STATED GOAL |
Find every line in the records below that holds the word "value" and copy it.

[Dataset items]

<<<<

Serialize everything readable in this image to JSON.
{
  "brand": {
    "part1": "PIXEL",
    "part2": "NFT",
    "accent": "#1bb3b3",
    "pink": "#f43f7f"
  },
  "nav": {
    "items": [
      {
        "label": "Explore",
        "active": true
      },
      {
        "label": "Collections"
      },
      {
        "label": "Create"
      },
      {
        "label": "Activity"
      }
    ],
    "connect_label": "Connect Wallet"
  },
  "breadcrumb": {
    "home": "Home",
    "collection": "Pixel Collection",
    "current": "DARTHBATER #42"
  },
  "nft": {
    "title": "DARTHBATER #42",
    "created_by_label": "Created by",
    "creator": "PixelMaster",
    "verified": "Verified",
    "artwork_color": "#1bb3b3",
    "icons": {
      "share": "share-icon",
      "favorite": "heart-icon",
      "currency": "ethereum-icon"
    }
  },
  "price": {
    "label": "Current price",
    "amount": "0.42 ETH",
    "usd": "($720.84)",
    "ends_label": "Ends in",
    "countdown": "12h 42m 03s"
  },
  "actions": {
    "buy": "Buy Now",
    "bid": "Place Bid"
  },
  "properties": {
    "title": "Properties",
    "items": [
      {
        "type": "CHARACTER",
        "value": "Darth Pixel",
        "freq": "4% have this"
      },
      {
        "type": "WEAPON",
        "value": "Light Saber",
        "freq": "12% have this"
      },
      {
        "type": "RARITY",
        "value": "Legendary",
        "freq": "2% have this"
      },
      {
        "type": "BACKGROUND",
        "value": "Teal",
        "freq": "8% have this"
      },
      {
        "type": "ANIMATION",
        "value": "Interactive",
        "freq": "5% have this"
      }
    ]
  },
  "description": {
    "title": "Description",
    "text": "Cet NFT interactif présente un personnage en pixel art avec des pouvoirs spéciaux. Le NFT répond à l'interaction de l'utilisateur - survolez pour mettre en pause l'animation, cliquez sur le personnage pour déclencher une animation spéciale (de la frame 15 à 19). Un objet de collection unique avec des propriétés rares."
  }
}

>>>>

OUTPUT FOR THIS TASK |
        "value": "Darth Pixel",
        "value": "Light Saber",
        "value": "Legendary",
        "value": "Teal",
        "value": "Interactive",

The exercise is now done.